* _The task_: Copy every line of the listing that holds the string "هایی".

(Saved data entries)
____________
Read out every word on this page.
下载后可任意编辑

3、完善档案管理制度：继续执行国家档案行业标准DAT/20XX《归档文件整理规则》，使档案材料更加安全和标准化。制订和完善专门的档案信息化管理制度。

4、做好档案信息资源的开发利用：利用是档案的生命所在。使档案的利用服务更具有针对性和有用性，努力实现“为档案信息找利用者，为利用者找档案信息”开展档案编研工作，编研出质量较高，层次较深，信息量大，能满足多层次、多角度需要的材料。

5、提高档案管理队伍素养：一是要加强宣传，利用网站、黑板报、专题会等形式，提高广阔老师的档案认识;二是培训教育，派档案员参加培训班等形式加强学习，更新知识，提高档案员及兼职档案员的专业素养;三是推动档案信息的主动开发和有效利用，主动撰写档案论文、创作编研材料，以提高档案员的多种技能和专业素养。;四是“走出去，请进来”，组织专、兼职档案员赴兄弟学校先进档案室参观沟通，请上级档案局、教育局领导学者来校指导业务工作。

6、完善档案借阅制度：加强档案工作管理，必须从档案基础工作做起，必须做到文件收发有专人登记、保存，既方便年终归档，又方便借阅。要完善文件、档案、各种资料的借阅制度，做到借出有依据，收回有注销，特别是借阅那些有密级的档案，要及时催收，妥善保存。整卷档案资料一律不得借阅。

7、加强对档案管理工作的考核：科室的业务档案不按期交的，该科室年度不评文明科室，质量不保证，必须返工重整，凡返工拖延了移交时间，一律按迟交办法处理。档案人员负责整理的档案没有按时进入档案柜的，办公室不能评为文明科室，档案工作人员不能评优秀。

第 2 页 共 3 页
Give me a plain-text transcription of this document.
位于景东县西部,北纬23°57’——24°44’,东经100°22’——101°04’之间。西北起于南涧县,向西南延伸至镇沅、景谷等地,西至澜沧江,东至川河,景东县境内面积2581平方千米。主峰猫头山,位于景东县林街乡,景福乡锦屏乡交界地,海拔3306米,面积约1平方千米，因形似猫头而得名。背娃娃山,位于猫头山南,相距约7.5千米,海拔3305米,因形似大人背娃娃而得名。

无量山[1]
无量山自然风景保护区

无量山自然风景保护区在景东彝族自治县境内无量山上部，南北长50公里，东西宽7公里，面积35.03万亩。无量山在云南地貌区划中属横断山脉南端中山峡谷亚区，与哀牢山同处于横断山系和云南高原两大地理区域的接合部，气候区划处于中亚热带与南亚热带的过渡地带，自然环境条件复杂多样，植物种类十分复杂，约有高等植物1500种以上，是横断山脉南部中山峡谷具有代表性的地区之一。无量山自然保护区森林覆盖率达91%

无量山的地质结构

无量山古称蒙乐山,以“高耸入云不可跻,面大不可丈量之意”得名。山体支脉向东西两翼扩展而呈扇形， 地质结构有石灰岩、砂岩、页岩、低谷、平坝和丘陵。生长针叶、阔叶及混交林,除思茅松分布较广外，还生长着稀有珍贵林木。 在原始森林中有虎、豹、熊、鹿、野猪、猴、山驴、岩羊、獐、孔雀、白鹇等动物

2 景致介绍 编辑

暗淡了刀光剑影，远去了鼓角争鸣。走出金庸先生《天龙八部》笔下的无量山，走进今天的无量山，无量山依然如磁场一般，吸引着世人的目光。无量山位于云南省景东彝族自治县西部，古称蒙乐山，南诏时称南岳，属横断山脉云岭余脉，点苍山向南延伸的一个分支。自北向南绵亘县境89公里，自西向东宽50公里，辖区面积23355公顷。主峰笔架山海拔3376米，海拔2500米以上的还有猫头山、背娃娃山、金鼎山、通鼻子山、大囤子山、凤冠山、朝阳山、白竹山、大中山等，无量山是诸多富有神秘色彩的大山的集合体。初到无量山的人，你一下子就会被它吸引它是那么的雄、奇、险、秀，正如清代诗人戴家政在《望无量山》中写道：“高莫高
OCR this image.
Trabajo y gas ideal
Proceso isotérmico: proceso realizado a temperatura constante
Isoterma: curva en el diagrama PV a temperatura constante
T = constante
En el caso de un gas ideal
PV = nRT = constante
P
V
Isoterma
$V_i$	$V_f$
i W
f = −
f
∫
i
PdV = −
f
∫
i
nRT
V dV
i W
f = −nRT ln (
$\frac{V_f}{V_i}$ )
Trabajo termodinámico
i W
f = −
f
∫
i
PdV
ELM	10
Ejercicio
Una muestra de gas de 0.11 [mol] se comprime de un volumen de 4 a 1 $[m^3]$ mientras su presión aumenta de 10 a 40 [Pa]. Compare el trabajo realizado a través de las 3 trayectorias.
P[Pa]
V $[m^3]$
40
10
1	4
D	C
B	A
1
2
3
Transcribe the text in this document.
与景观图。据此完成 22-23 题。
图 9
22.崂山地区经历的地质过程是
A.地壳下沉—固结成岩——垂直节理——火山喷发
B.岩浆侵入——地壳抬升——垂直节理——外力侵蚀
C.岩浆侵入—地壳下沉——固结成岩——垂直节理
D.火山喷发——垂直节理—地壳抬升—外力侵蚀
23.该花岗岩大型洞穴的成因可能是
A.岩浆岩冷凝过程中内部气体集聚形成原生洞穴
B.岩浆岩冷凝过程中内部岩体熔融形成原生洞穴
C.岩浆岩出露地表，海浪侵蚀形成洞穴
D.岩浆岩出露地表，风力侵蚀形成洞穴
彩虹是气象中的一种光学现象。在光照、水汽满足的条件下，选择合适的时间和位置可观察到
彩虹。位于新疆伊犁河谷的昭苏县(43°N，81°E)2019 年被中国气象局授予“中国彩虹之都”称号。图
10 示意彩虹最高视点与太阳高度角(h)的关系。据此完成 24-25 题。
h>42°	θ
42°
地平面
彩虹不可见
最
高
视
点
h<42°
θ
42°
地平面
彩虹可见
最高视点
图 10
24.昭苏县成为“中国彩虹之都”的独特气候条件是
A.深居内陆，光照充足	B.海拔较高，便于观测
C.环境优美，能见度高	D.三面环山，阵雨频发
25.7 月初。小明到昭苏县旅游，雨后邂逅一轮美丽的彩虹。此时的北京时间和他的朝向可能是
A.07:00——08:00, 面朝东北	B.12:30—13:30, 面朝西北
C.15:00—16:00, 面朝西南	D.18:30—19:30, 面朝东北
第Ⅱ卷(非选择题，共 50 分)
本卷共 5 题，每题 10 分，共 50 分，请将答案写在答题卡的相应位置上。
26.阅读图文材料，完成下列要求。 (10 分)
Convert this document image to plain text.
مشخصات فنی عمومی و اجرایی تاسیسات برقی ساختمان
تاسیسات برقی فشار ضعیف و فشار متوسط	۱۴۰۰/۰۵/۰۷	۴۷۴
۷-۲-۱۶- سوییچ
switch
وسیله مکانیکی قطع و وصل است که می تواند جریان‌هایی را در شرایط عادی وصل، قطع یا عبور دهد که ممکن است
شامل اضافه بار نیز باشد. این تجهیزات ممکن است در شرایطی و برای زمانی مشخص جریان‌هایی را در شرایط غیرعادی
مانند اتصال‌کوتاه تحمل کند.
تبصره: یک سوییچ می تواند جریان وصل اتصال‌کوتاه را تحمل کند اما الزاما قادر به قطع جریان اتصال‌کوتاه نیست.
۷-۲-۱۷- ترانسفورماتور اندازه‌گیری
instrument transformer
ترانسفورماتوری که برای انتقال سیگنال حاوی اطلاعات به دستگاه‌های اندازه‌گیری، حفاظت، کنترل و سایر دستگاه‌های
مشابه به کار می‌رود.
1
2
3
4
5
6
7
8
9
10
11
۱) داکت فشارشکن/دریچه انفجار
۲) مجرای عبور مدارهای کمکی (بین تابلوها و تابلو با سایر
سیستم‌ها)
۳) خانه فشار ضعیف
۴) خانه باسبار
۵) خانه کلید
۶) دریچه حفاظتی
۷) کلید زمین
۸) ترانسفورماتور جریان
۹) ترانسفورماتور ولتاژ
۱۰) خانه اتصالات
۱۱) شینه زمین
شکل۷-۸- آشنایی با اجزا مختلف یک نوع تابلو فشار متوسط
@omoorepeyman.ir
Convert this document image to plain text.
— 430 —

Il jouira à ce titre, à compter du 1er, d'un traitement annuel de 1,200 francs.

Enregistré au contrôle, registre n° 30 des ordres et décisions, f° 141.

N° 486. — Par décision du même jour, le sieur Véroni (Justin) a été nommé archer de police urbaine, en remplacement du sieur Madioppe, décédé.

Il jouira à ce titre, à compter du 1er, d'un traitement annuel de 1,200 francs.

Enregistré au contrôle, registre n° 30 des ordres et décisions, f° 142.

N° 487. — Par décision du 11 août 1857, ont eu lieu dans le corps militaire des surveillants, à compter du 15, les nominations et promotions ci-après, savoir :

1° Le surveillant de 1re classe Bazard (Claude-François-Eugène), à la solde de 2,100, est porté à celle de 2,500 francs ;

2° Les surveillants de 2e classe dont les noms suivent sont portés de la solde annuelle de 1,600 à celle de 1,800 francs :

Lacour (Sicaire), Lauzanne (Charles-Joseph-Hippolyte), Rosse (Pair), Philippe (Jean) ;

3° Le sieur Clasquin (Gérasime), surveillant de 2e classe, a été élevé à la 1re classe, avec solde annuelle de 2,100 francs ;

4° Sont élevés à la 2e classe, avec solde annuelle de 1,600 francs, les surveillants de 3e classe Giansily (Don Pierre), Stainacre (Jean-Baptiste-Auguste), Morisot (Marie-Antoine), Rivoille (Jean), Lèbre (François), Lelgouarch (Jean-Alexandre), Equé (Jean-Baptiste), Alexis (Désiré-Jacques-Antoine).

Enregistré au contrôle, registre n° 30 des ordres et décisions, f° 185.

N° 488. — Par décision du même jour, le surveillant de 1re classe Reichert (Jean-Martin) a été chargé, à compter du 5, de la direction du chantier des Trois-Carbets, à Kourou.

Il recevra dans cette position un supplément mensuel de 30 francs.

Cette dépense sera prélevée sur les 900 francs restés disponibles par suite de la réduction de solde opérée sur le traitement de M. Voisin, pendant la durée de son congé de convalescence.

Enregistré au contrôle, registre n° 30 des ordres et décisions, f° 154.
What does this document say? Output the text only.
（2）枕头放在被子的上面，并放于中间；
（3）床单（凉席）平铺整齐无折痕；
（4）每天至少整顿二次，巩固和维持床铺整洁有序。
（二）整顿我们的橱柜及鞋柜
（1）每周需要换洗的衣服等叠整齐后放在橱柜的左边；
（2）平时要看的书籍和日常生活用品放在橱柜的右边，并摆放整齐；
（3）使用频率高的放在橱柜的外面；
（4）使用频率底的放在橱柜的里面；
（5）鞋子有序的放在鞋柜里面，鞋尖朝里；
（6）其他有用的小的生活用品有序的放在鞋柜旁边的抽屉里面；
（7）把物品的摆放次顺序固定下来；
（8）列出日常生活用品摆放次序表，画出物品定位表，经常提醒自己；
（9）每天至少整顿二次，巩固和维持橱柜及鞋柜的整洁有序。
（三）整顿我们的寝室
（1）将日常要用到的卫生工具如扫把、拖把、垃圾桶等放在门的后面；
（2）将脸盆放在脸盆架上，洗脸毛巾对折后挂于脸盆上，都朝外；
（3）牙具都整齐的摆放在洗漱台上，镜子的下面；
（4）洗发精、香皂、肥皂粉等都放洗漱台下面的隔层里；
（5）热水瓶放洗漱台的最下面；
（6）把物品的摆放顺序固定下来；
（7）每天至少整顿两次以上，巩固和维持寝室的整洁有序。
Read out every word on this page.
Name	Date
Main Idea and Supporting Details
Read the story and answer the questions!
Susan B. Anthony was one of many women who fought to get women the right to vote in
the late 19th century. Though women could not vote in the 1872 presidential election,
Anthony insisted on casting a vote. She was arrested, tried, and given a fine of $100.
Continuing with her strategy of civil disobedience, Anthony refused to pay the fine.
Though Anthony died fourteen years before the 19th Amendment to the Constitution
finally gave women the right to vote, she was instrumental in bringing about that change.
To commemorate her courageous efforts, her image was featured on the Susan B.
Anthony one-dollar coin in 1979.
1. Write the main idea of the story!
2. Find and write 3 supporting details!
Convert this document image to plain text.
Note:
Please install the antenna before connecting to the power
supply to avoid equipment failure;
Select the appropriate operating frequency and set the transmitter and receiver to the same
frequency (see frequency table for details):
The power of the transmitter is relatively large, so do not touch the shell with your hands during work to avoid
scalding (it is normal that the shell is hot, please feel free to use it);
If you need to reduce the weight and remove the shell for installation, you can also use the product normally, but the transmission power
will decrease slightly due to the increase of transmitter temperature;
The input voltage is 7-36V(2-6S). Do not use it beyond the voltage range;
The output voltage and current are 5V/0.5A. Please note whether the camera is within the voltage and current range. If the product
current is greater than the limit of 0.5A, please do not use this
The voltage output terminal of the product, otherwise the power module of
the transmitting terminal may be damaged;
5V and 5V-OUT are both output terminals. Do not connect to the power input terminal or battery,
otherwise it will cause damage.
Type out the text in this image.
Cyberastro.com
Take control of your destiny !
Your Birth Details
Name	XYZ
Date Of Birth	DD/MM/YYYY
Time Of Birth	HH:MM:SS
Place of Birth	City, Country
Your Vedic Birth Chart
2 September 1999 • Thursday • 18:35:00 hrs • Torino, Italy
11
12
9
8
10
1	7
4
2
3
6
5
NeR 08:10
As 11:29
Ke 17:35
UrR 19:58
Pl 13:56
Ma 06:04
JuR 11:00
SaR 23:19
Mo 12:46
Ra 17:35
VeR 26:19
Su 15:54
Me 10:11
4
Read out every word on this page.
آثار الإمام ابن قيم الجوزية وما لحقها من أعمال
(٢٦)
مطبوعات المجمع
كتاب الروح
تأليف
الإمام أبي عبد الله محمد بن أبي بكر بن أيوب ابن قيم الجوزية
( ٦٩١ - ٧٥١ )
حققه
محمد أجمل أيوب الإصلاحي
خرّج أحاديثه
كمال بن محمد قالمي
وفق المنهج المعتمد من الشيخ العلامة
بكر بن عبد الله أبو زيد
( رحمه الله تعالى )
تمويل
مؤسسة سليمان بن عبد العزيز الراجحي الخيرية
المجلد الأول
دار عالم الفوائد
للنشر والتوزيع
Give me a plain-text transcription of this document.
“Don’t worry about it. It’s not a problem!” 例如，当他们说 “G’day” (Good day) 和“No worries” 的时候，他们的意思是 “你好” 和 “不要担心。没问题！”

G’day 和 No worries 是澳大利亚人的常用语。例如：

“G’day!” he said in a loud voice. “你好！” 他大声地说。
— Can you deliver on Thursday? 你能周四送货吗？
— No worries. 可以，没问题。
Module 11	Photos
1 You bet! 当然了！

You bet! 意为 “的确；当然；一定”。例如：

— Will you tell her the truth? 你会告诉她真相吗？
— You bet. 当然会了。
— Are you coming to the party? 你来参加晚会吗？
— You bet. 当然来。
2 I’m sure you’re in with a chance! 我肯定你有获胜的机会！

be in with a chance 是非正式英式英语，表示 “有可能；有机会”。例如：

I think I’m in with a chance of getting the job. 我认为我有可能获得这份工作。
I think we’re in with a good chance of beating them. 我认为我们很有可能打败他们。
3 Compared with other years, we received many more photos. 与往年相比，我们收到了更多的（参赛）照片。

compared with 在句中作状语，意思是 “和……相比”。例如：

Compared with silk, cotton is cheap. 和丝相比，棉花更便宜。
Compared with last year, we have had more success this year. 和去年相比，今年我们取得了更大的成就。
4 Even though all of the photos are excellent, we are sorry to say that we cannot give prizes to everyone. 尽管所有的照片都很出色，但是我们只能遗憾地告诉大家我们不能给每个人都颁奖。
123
____________
* _Result of the exercise_:
وسیله مکانیکی قطع و وصل است که می تواند جریان‌هایی را در شرایط عادی وصل، قطع یا عبور دهد که ممکن است
شامل اضافه بار نیز باشد. این تجهیزات ممکن است در شرایطی و برای زمانی مشخص جریان‌هایی را در شرایط غیرعادی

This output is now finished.